• [Goal]
Transcribe the records that follow in their entirety, omitting any pictures.

• [Input for this task]
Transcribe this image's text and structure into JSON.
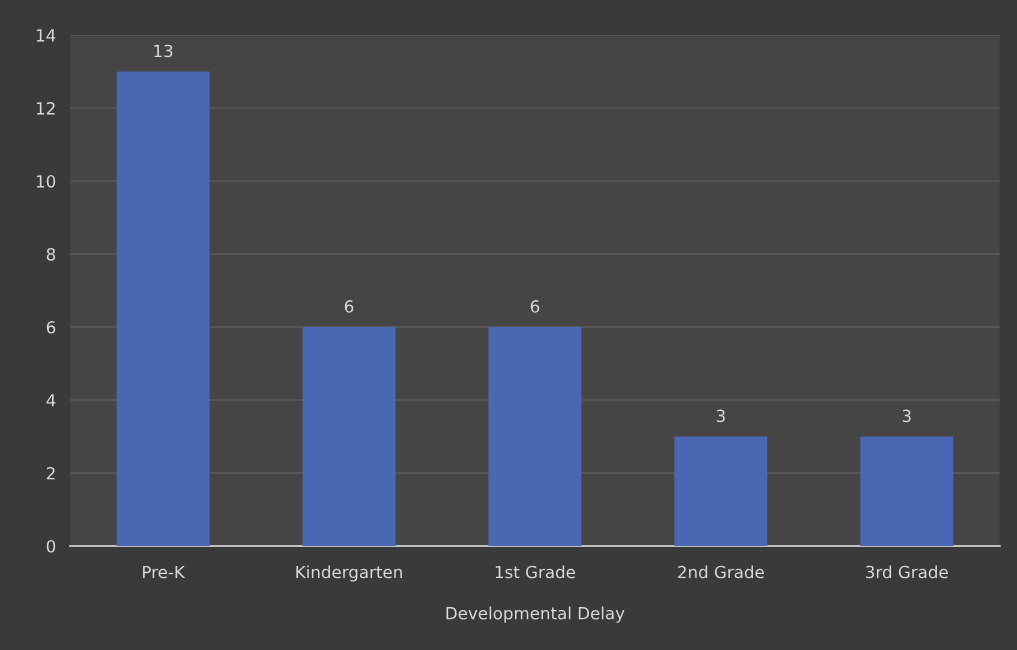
{
  "chart_data": {
    "type": "bar",
    "xlabel": "Developmental Delay",
    "categories": [
      "Pre-K",
      "Kindergarten",
      "1st Grade",
      "2nd Grade",
      "3rd Grade"
    ],
    "values": [
      13,
      6,
      6,
      3,
      3
    ],
    "color": "#4a67b4",
    "ylim": [
      0,
      14
    ],
    "yticks": [
      0,
      2,
      4,
      6,
      8,
      10,
      12,
      14
    ],
    "grid": "y",
    "data_labels": true,
    "legend": false
  }
}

• [Problem solution]
Transcribe this image's text and structure into JSON.
{
  "chart_data": {
    "type": "bar",
    "xlabel": "Developmental Delay",
    "categories": [
      "Pre-K",
      "Kindergarten",
      "1st Grade",
      "2nd Grade",
      "3rd Grade"
    ],
    "values": [
      13,
      6,
      6,
      3,
      3
    ],
    "color": "#4a67b4",
    "ylim": [
      0,
      14
    ],
    "yticks": [
      0,
      2,
      4,
      6,
      8,
      10,
      12,
      14
    ],
    "grid": "y",
    "data_labels": true,
    "legend": false
  }
}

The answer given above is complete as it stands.